▶

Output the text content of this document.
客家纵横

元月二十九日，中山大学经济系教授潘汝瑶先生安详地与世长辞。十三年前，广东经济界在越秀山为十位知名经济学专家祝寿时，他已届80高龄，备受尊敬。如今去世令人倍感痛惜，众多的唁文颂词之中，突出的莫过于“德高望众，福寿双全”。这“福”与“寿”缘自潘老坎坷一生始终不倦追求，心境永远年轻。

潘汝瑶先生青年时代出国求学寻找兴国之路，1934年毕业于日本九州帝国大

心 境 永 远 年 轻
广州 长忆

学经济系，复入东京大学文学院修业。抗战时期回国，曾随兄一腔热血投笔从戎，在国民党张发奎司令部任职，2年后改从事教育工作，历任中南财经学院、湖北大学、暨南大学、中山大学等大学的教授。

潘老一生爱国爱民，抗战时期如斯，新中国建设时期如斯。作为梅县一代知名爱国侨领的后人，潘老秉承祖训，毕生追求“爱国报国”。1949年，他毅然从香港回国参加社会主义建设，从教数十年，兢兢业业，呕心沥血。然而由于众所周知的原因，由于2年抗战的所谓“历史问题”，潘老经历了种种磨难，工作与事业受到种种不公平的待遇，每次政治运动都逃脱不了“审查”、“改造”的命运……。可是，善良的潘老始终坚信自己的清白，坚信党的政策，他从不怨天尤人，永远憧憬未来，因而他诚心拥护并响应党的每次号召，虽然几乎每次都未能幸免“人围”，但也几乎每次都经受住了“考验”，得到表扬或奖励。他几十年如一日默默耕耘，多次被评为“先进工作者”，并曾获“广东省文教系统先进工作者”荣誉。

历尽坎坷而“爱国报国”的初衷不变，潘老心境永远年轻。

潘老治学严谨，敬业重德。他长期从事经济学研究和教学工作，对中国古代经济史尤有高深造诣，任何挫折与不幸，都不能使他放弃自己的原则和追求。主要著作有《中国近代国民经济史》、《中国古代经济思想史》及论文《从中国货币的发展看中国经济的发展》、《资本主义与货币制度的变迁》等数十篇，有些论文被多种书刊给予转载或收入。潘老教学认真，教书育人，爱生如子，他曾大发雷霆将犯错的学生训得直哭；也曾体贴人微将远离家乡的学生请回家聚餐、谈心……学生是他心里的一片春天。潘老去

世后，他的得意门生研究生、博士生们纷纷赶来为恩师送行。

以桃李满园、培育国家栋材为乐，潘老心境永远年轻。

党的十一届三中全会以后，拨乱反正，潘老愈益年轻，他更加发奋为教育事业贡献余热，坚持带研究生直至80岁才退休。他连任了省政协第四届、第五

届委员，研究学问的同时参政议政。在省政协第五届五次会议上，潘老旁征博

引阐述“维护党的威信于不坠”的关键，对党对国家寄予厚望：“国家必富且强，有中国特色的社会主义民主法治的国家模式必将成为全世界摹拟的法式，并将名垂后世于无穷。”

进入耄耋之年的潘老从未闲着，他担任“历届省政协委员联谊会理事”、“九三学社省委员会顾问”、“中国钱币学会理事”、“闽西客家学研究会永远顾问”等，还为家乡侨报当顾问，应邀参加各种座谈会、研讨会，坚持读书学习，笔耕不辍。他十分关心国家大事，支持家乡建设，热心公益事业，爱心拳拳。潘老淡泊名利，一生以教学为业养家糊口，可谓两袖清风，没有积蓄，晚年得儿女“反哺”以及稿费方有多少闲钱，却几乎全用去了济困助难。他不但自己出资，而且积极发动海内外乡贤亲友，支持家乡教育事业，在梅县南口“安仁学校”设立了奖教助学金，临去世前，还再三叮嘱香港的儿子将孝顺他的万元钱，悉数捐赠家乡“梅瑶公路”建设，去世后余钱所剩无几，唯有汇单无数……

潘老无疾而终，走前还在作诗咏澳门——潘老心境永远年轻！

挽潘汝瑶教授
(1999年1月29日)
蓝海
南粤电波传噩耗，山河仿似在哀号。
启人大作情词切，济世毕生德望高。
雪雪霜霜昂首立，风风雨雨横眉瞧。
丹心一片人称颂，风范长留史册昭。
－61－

◀
▶

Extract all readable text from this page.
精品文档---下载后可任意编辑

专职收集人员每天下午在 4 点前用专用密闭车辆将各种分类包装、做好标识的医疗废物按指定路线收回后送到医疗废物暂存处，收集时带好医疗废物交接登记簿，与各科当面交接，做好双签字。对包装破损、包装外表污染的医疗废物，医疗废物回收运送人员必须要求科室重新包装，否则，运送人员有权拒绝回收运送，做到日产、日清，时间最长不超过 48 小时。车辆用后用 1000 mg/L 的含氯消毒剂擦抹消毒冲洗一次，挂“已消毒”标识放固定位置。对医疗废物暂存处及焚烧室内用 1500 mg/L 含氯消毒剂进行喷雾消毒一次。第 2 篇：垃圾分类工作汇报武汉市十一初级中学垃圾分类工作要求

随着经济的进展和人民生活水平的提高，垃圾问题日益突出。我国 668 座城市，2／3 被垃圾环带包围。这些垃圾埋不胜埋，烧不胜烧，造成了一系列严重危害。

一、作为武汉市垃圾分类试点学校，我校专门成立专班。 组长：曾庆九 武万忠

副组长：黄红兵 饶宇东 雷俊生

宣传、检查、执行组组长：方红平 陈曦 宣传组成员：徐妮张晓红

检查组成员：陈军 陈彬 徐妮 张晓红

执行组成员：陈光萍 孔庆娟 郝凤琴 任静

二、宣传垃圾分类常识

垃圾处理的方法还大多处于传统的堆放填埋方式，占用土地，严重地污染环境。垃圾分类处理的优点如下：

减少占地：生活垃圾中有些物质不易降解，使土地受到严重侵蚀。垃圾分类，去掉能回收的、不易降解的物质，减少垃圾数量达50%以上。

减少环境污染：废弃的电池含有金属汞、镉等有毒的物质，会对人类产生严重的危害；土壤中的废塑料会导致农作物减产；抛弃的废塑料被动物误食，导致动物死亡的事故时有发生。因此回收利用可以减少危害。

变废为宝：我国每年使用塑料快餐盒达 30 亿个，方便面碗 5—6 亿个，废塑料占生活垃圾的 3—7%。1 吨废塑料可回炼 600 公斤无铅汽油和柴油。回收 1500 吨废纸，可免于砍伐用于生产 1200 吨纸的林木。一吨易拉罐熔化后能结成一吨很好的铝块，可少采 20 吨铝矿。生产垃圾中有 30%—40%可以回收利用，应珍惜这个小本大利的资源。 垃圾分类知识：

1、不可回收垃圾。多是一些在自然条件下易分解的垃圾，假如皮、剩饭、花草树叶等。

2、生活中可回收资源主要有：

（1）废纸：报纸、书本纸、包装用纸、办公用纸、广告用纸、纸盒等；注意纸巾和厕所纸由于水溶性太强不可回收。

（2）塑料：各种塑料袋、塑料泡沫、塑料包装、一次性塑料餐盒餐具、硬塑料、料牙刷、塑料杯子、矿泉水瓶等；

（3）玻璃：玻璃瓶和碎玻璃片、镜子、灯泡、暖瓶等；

◀
▶

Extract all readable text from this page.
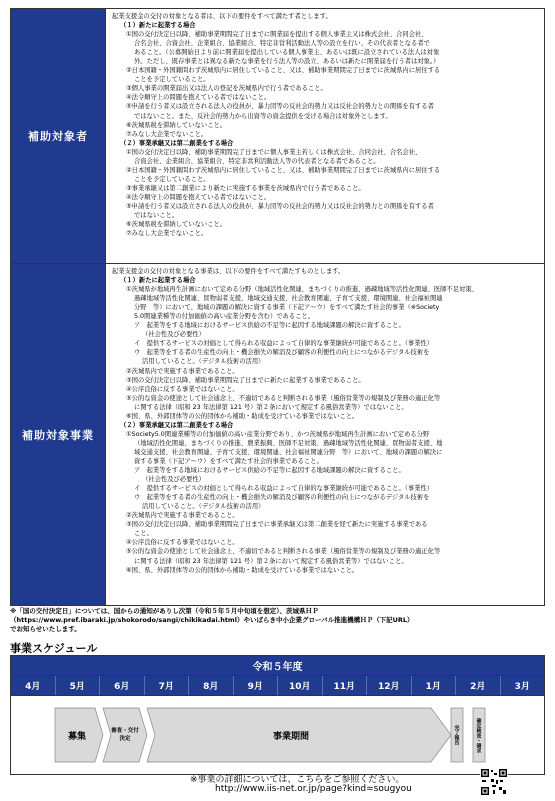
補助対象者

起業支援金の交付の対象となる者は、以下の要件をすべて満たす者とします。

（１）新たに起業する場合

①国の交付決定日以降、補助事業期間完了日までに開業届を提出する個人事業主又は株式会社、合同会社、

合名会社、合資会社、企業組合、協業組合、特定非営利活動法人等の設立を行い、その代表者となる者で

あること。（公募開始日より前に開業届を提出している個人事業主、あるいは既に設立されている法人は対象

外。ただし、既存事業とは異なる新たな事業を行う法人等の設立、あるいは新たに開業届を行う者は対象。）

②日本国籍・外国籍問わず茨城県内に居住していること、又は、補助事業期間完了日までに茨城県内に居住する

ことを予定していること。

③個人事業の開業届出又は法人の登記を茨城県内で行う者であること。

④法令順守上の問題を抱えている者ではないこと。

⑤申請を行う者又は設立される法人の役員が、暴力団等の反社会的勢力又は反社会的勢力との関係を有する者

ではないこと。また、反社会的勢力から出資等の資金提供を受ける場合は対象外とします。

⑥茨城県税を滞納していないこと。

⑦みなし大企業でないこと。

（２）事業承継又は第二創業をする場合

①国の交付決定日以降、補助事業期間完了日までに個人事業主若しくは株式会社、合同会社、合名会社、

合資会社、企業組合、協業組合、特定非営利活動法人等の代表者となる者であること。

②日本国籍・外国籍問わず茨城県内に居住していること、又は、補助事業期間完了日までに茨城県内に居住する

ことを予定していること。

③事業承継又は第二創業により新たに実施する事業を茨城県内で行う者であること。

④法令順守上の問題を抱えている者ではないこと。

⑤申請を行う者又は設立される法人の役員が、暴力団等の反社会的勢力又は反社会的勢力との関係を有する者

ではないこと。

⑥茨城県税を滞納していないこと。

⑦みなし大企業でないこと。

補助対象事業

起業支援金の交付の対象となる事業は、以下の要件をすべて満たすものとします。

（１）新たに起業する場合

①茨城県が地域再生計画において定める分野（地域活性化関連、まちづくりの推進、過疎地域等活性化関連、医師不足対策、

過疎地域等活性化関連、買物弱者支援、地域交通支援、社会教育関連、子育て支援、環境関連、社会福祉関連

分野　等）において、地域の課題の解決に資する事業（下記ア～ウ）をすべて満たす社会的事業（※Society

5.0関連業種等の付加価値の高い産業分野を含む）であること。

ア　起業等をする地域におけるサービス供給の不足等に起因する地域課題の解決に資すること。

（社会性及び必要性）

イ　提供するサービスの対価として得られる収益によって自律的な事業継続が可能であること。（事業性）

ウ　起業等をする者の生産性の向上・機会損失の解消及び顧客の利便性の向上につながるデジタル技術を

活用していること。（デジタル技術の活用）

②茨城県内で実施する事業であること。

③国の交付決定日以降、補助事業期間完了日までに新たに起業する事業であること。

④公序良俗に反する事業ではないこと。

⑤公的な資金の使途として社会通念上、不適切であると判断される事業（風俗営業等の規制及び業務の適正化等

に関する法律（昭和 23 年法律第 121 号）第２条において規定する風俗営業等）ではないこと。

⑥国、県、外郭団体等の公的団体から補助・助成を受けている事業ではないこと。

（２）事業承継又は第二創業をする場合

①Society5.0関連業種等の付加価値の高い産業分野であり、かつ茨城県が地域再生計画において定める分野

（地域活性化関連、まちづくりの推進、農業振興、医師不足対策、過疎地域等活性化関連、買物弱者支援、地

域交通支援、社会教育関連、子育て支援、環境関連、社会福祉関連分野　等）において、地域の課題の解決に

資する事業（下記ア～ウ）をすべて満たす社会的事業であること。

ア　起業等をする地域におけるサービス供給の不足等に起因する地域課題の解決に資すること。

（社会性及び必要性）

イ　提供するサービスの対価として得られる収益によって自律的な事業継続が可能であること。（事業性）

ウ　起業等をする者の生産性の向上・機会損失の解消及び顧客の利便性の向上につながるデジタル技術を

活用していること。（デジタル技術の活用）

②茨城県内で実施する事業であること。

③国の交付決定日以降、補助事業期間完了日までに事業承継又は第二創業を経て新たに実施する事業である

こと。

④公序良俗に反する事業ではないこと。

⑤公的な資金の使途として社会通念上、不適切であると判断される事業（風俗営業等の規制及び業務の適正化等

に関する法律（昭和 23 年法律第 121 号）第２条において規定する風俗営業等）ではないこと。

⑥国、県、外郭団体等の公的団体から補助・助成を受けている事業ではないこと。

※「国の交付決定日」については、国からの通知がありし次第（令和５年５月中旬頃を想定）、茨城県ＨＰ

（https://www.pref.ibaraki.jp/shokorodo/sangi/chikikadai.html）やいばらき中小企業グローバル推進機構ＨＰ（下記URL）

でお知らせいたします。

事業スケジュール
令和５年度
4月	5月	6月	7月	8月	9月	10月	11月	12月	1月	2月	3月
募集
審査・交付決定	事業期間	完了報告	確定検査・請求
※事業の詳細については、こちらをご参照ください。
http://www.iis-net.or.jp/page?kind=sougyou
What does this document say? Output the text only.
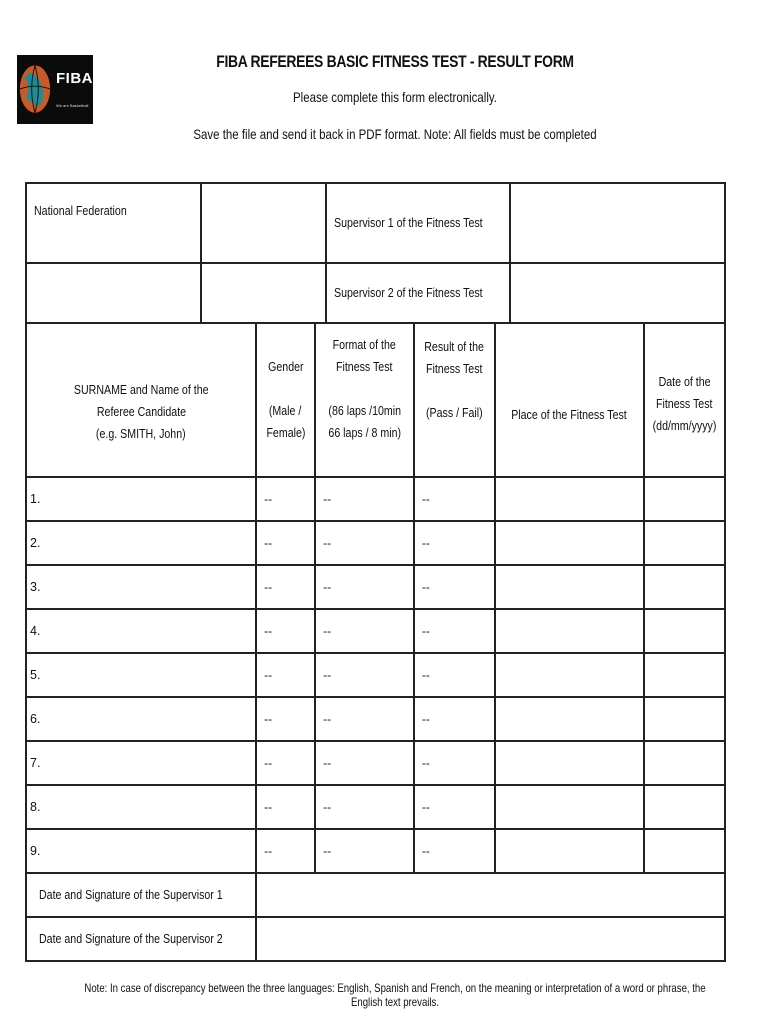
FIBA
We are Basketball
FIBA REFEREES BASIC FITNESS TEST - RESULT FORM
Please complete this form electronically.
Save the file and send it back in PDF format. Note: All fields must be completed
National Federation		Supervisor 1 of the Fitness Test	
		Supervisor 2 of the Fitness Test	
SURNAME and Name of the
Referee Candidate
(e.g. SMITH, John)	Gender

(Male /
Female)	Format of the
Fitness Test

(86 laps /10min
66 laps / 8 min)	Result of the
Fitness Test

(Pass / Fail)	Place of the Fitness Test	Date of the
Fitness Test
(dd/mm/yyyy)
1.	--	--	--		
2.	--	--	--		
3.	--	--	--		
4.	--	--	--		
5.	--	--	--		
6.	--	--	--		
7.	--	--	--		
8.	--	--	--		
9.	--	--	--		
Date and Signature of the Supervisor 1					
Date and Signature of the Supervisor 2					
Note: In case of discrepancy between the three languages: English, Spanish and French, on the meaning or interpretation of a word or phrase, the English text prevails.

◀

▶ _THE EXERCISE_: From the material above, copy each line that includes the word "過疎地域等活性化関連".

▶ _TASK RESPONSE_:
①茨城県が地域再生計画において定める分野（地域活性化関連、まちづくりの推進、過疎地域等活性化関連、医師不足対策、
過疎地域等活性化関連、買物弱者支援、地域交通支援、社会教育関連、子育て支援、環境関連、社会福祉関連
（地域活性化関連、まちづくりの推進、農業振興、医師不足対策、過疎地域等活性化関連、買物弱者支援、地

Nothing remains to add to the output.